### Problem details
Print out every line, exactly as written.
---*---
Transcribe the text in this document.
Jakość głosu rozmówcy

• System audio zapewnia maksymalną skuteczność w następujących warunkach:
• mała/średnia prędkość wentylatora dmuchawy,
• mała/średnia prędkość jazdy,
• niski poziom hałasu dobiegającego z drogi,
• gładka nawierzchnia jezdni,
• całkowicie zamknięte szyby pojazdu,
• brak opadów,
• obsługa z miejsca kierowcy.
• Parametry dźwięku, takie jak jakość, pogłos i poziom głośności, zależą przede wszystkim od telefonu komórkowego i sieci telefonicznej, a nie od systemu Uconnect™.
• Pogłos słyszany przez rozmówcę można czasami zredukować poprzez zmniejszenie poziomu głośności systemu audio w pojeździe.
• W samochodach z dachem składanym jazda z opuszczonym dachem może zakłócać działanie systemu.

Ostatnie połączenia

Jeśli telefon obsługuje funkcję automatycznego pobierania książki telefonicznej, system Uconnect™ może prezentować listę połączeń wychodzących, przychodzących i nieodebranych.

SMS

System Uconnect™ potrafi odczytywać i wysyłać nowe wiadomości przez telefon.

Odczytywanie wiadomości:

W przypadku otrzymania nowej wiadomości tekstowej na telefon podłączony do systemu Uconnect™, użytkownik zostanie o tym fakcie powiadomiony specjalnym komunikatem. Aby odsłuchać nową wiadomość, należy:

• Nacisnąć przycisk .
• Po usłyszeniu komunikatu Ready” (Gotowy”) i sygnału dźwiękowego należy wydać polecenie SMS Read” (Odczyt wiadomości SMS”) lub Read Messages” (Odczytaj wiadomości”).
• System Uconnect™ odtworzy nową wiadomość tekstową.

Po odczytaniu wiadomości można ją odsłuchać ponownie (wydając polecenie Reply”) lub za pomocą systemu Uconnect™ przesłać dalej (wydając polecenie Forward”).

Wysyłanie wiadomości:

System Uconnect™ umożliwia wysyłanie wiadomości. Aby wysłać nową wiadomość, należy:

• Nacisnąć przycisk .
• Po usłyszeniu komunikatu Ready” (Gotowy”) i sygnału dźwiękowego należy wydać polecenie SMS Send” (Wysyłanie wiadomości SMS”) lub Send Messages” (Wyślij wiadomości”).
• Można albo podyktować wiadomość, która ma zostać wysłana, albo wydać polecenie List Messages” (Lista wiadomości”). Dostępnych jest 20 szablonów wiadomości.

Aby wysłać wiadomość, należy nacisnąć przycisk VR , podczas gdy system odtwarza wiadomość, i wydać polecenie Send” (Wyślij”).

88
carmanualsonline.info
---*---
### Response to this exercise
Transcribe the text in this document.
Jakość głosu rozmówcy

• System audio zapewnia maksymalną skuteczność w następujących warunkach:
• mała/średnia prędkość wentylatora dmuchawy,
• mała/średnia prędkość jazdy,
• niski poziom hałasu dobiegającego z drogi,
• gładka nawierzchnia jezdni,
• całkowicie zamknięte szyby pojazdu,
• brak opadów,
• obsługa z miejsca kierowcy.
• Parametry dźwięku, takie jak jakość, pogłos i poziom głośności, zależą przede wszystkim od telefonu komórkowego i sieci telefonicznej, a nie od systemu Uconnect™.
• Pogłos słyszany przez rozmówcę można czasami zredukować poprzez zmniejszenie poziomu głośności systemu audio w pojeździe.
• W samochodach z dachem składanym jazda z opuszczonym dachem może zakłócać działanie systemu.

Ostatnie połączenia

Jeśli telefon obsługuje funkcję automatycznego pobierania książki telefonicznej, system Uconnect™ może prezentować listę połączeń wychodzących, przychodzących i nieodebranych.

SMS

System Uconnect™ potrafi odczytywać i wysyłać nowe wiadomości przez telefon.

Odczytywanie wiadomości:

W przypadku otrzymania nowej wiadomości tekstowej na telefon podłączony do systemu Uconnect™, użytkownik zostanie o tym fakcie powiadomiony specjalnym komunikatem. Aby odsłuchać nową wiadomość, należy:

• Nacisnąć przycisk .
• Po usłyszeniu komunikatu Ready” (Gotowy”) i sygnału dźwiękowego należy wydać polecenie SMS Read” (Odczyt wiadomości SMS”) lub Read Messages” (Odczytaj wiadomości”).
• System Uconnect™ odtworzy nową wiadomość tekstową.

Po odczytaniu wiadomości można ją odsłuchać ponownie (wydając polecenie Reply”) lub za pomocą systemu Uconnect™ przesłać dalej (wydając polecenie Forward”).

Wysyłanie wiadomości:

System Uconnect™ umożliwia wysyłanie wiadomości. Aby wysłać nową wiadomość, należy:

• Nacisnąć przycisk .
• Po usłyszeniu komunikatu Ready” (Gotowy”) i sygnału dźwiękowego należy wydać polecenie SMS Send” (Wysyłanie wiadomości SMS”) lub Send Messages” (Wyślij wiadomości”).
• Można albo podyktować wiadomość, która ma zostać wysłana, albo wydać polecenie List Messages” (Lista wiadomości”). Dostępnych jest 20 szablonów wiadomości.

Aby wysłać wiadomość, należy nacisnąć przycisk VR , podczas gdy system odtwarza wiadomość, i wydać polecenie Send” (Wyślij”).

88
carmanualsonline.info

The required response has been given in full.